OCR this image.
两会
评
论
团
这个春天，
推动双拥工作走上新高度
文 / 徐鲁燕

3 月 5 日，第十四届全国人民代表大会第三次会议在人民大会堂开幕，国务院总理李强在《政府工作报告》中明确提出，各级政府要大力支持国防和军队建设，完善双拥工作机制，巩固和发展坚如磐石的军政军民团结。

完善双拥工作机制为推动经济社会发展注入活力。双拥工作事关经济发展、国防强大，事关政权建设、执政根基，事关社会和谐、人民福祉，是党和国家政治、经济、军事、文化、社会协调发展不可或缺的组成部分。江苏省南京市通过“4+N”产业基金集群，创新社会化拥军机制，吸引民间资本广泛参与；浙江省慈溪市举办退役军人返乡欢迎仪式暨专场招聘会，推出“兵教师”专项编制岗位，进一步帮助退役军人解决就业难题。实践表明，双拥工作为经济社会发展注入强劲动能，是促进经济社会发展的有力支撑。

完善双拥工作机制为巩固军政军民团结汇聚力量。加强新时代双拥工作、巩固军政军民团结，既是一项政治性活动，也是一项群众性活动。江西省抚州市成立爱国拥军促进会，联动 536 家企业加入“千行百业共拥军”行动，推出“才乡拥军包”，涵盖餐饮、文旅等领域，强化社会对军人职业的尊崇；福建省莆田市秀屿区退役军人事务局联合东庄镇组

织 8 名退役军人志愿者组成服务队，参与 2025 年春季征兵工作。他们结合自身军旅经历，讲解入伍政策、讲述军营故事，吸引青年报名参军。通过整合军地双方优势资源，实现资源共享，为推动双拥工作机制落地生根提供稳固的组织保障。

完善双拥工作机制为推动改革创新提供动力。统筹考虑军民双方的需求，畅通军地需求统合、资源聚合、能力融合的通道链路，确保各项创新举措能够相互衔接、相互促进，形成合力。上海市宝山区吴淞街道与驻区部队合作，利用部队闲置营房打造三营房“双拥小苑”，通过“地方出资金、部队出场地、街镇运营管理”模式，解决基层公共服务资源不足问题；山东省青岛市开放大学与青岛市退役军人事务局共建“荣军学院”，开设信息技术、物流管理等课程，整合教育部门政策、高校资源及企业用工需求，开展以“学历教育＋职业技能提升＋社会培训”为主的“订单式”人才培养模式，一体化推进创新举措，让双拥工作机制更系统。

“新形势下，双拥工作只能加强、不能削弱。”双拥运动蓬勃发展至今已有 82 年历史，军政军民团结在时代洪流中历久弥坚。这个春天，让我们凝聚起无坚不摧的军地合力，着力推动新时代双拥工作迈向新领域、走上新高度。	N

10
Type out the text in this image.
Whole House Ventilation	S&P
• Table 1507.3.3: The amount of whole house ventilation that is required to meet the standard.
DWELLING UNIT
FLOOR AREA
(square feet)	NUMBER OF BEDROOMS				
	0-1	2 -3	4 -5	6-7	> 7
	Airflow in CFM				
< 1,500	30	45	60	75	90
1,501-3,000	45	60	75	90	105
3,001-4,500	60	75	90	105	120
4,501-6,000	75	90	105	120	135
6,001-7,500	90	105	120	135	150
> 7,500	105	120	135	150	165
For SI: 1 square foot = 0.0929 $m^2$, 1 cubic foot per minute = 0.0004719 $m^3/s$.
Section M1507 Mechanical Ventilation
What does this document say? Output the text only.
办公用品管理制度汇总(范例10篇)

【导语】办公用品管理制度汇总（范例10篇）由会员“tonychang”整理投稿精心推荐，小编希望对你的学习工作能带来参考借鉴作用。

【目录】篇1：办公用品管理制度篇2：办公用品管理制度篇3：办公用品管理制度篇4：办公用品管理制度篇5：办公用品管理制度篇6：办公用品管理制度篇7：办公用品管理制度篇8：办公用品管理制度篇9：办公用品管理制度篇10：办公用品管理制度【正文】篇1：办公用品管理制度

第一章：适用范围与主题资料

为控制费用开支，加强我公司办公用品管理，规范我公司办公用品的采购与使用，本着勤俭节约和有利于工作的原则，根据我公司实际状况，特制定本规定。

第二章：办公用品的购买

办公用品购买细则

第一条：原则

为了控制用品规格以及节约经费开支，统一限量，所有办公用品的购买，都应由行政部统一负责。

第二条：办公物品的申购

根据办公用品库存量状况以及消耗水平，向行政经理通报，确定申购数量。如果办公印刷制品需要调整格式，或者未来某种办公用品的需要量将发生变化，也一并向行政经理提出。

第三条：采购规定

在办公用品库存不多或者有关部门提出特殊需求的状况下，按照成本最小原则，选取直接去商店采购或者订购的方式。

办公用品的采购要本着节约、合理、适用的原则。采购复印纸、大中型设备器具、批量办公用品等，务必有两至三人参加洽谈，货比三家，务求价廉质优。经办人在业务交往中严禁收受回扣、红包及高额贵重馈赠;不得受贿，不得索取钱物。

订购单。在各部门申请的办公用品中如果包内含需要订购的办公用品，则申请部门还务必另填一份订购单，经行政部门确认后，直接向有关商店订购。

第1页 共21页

--- --- ---

**DO THIS:** Output the listing above word for word.

**THE COMPLETED TASK:**
OCR this image.
两会
评
论
团
这个春天，
推动双拥工作走上新高度
文 / 徐鲁燕

3 月 5 日，第十四届全国人民代表大会第三次会议在人民大会堂开幕，国务院总理李强在《政府工作报告》中明确提出，各级政府要大力支持国防和军队建设，完善双拥工作机制，巩固和发展坚如磐石的军政军民团结。

完善双拥工作机制为推动经济社会发展注入活力。双拥工作事关经济发展、国防强大，事关政权建设、执政根基，事关社会和谐、人民福祉，是党和国家政治、经济、军事、文化、社会协调发展不可或缺的组成部分。江苏省南京市通过“4+N”产业基金集群，创新社会化拥军机制，吸引民间资本广泛参与；浙江省慈溪市举办退役军人返乡欢迎仪式暨专场招聘会，推出“兵教师”专项编制岗位，进一步帮助退役军人解决就业难题。实践表明，双拥工作为经济社会发展注入强劲动能，是促进经济社会发展的有力支撑。

完善双拥工作机制为巩固军政军民团结汇聚力量。加强新时代双拥工作、巩固军政军民团结，既是一项政治性活动，也是一项群众性活动。江西省抚州市成立爱国拥军促进会，联动 536 家企业加入“千行百业共拥军”行动，推出“才乡拥军包”，涵盖餐饮、文旅等领域，强化社会对军人职业的尊崇；福建省莆田市秀屿区退役军人事务局联合东庄镇组

织 8 名退役军人志愿者组成服务队，参与 2025 年春季征兵工作。他们结合自身军旅经历，讲解入伍政策、讲述军营故事，吸引青年报名参军。通过整合军地双方优势资源，实现资源共享，为推动双拥工作机制落地生根提供稳固的组织保障。

完善双拥工作机制为推动改革创新提供动力。统筹考虑军民双方的需求，畅通军地需求统合、资源聚合、能力融合的通道链路，确保各项创新举措能够相互衔接、相互促进，形成合力。上海市宝山区吴淞街道与驻区部队合作，利用部队闲置营房打造三营房“双拥小苑”，通过“地方出资金、部队出场地、街镇运营管理”模式，解决基层公共服务资源不足问题；山东省青岛市开放大学与青岛市退役军人事务局共建“荣军学院”，开设信息技术、物流管理等课程，整合教育部门政策、高校资源及企业用工需求，开展以“学历教育＋职业技能提升＋社会培训”为主的“订单式”人才培养模式，一体化推进创新举措，让双拥工作机制更系统。

“新形势下，双拥工作只能加强、不能削弱。”双拥运动蓬勃发展至今已有 82 年历史，军政军民团结在时代洪流中历久弥坚。这个春天，让我们凝聚起无坚不摧的军地合力，着力推动新时代双拥工作迈向新领域、走上新高度。	N

10
Type out the text in this image.
Whole House Ventilation	S&P
• Table 1507.3.3: The amount of whole house ventilation that is required to meet the standard.
DWELLING UNIT
FLOOR AREA
(square feet)	NUMBER OF BEDROOMS				
	0-1	2 -3	4 -5	6-7	> 7
	Airflow in CFM				
< 1,500	30	45	60	75	90
1,501-3,000	45	60	75	90	105
3,001-4,500	60	75	90	105	120
4,501-6,000	75	90	105	120	135
6,001-7,500	90	105	120	135	150
> 7,500	105	120	135	150	165
For SI: 1 square foot = 0.0929 $m^2$, 1 cubic foot per minute = 0.0004719 $m^3/s$.
Section M1507 Mechanical Ventilation
What does this document say? Output the text only.
办公用品管理制度汇总(范例10篇)

【导语】办公用品管理制度汇总（范例10篇）由会员“tonychang”整理投稿精心推荐，小编希望对你的学习工作能带来参考借鉴作用。

【目录】篇1：办公用品管理制度篇2：办公用品管理制度篇3：办公用品管理制度篇4：办公用品管理制度篇5：办公用品管理制度篇6：办公用品管理制度篇7：办公用品管理制度篇8：办公用品管理制度篇9：办公用品管理制度篇10：办公用品管理制度【正文】篇1：办公用品管理制度

第一章：适用范围与主题资料

为控制费用开支，加强我公司办公用品管理，规范我公司办公用品的采购与使用，本着勤俭节约和有利于工作的原则，根据我公司实际状况，特制定本规定。

第二章：办公用品的购买

办公用品购买细则

第一条：原则

为了控制用品规格以及节约经费开支，统一限量，所有办公用品的购买，都应由行政部统一负责。

第二条：办公物品的申购

根据办公用品库存量状况以及消耗水平，向行政经理通报，确定申购数量。如果办公印刷制品需要调整格式，或者未来某种办公用品的需要量将发生变化，也一并向行政经理提出。

第三条：采购规定

在办公用品库存不多或者有关部门提出特殊需求的状况下，按照成本最小原则，选取直接去商店采购或者订购的方式。

办公用品的采购要本着节约、合理、适用的原则。采购复印纸、大中型设备器具、批量办公用品等，务必有两至三人参加洽谈，货比三家，务求价廉质优。经办人在业务交往中严禁收受回扣、红包及高额贵重馈赠;不得受贿，不得索取钱物。

订购单。在各部门申请的办公用品中如果包内含需要订购的办公用品，则申请部门还务必另填一份订购单，经行政部门确认后，直接向有关商店订购。

第1页 共21页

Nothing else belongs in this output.